----- Records for processing -----

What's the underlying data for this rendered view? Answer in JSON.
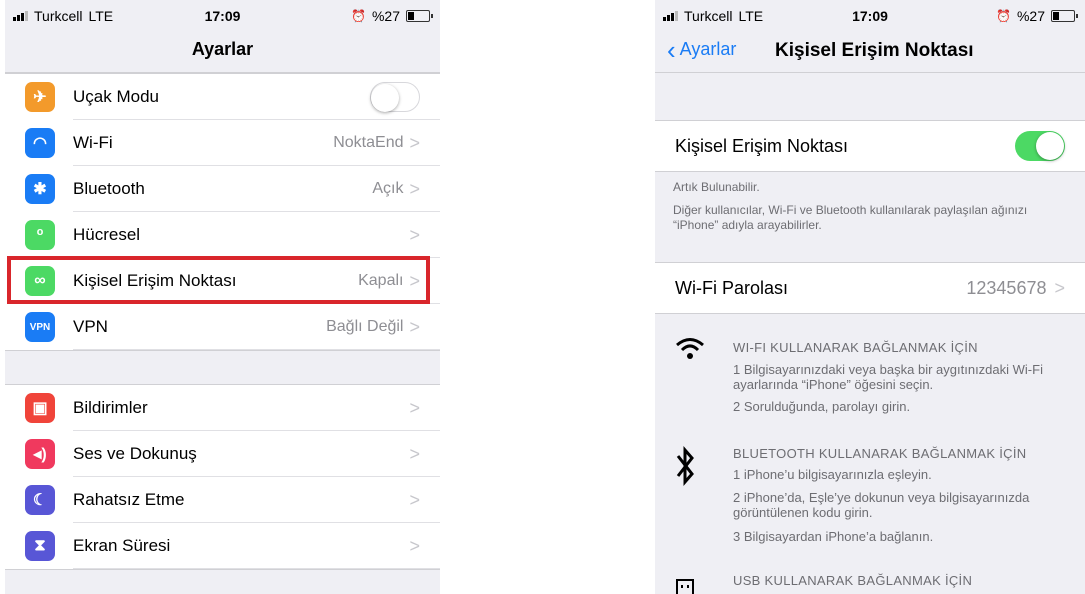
{
  "left": {
    "status": {
      "carrier": "Turkcell",
      "network": "LTE",
      "time": "17:09",
      "battery": "%27",
      "battery_level": 0.27
    },
    "title": "Ayarlar",
    "group1": [
      {
        "label": "Uçak Modu",
        "value": "",
        "icon": "airplane-icon",
        "color": "#f39a2b",
        "glyph": "✈"
      },
      {
        "label": "Wi-Fi",
        "value": "NoktaEnd",
        "icon": "wifi-icon",
        "color": "#1a7cf5",
        "glyph": "◠"
      },
      {
        "label": "Bluetooth",
        "value": "Açık",
        "icon": "bluetooth-icon",
        "color": "#1a7cf5",
        "glyph": "✱"
      },
      {
        "label": "Hücresel",
        "value": "",
        "icon": "cellular-icon",
        "color": "#4cd964",
        "glyph": "ᵒ"
      },
      {
        "label": "Kişisel Erişim Noktası",
        "value": "Kapalı",
        "icon": "hotspot-icon",
        "color": "#4cd964",
        "glyph": "∞"
      },
      {
        "label": "VPN",
        "value": "Bağlı Değil",
        "icon": "vpn-icon",
        "color": "#1a7cf5",
        "glyph": "VPN"
      }
    ],
    "group2": [
      {
        "label": "Bildirimler",
        "icon": "notifications-icon",
        "color": "#f0443a",
        "glyph": "▣"
      },
      {
        "label": "Ses ve Dokunuş",
        "icon": "sound-icon",
        "color": "#f0395e",
        "glyph": "◂)"
      },
      {
        "label": "Rahatsız Etme",
        "icon": "moon-icon",
        "color": "#5856d6",
        "glyph": "☾"
      },
      {
        "label": "Ekran Süresi",
        "icon": "hourglass-icon",
        "color": "#5856d6",
        "glyph": "⧗"
      }
    ]
  },
  "right": {
    "status": {
      "carrier": "Turkcell",
      "network": "LTE",
      "time": "17:09",
      "battery": "%27",
      "battery_level": 0.27
    },
    "back_label": "Ayarlar",
    "title": "Kişisel Erişim Noktası",
    "hotspot_label": "Kişisel Erişim Noktası",
    "note1": "Artık Bulunabilir.",
    "note2": "Diğer kullanıcılar, Wi-Fi ve Bluetooth kullanılarak paylaşılan ağınızı “iPhone” adıyla arayabilirler.",
    "wifi_password_label": "Wi-Fi Parolası",
    "wifi_password_value": "12345678",
    "wifi_title": "WI-FI KULLANARAK BAĞLANMAK İÇİN",
    "wifi_step1": "1 Bilgisayarınızdaki veya başka bir aygıtınızdaki Wi-Fi ayarlarında “iPhone” öğesini seçin.",
    "wifi_step2": "2 Sorulduğunda, parolayı girin.",
    "bt_title": "BLUETOOTH KULLANARAK BAĞLANMAK İÇİN",
    "bt_step1": "1 iPhone’u bilgisayarınızla eşleyin.",
    "bt_step2": "2 iPhone’da, Eşle’ye dokunun veya bilgisayarınızda görüntülenen kodu girin.",
    "bt_step3": "3 Bilgisayardan iPhone’a bağlanın.",
    "usb_title": "USB KULLANARAK BAĞLANMAK İÇİN"
  }
}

-----

*Task details:* Leave out the pictures and copy the rest of the material above exactly.

*Correct result:*
What's the underlying data for this rendered view? Answer in JSON.
{
  "left": {
    "status": {
      "carrier": "Turkcell",
      "network": "LTE",
      "time": "17:09",
      "battery": "%27",
      "battery_level": 0.27
    },
    "title": "Ayarlar",
    "group1": [
      {
        "label": "Uçak Modu",
        "value": "",
        "icon": "airplane-icon",
        "color": "#f39a2b",
        "glyph": "✈"
      },
      {
        "label": "Wi-Fi",
        "value": "NoktaEnd",
        "icon": "wifi-icon",
        "color": "#1a7cf5",
        "glyph": "◠"
      },
      {
        "label": "Bluetooth",
        "value": "Açık",
        "icon": "bluetooth-icon",
        "color": "#1a7cf5",
        "glyph": "✱"
      },
      {
        "label": "Hücresel",
        "value": "",
        "icon": "cellular-icon",
        "color": "#4cd964",
        "glyph": "ᵒ"
      },
      {
        "label": "Kişisel Erişim Noktası",
        "value": "Kapalı",
        "icon": "hotspot-icon",
        "color": "#4cd964",
        "glyph": "∞"
      },
      {
        "label": "VPN",
        "value": "Bağlı Değil",
        "icon": "vpn-icon",
        "color": "#1a7cf5",
        "glyph": "VPN"
      }
    ],
    "group2": [
      {
        "label": "Bildirimler",
        "icon": "notifications-icon",
        "color": "#f0443a",
        "glyph": "▣"
      },
      {
        "label": "Ses ve Dokunuş",
        "icon": "sound-icon",
        "color": "#f0395e",
        "glyph": "◂)"
      },
      {
        "label": "Rahatsız Etme",
        "icon": "moon-icon",
        "color": "#5856d6",
        "glyph": "☾"
      },
      {
        "label": "Ekran Süresi",
        "icon": "hourglass-icon",
        "color": "#5856d6",
        "glyph": "⧗"
      }
    ]
  },
  "right": {
    "status": {
      "carrier": "Turkcell",
      "network": "LTE",
      "time": "17:09",
      "battery": "%27",
      "battery_level": 0.27
    },
    "back_label": "Ayarlar",
    "title": "Kişisel Erişim Noktası",
    "hotspot_label": "Kişisel Erişim Noktası",
    "note1": "Artık Bulunabilir.",
    "note2": "Diğer kullanıcılar, Wi-Fi ve Bluetooth kullanılarak paylaşılan ağınızı “iPhone” adıyla arayabilirler.",
    "wifi_password_label": "Wi-Fi Parolası",
    "wifi_password_value": "12345678",
    "wifi_title": "WI-FI KULLANARAK BAĞLANMAK İÇİN",
    "wifi_step1": "1 Bilgisayarınızdaki veya başka bir aygıtınızdaki Wi-Fi ayarlarında “iPhone” öğesini seçin.",
    "wifi_step2": "2 Sorulduğunda, parolayı girin.",
    "bt_title": "BLUETOOTH KULLANARAK BAĞLANMAK İÇİN",
    "bt_step1": "1 iPhone’u bilgisayarınızla eşleyin.",
    "bt_step2": "2 iPhone’da, Eşle’ye dokunun veya bilgisayarınızda görüntülenen kodu girin.",
    "bt_step3": "3 Bilgisayardan iPhone’a bağlanın.",
    "usb_title": "USB KULLANARAK BAĞLANMAK İÇİN"
  }
}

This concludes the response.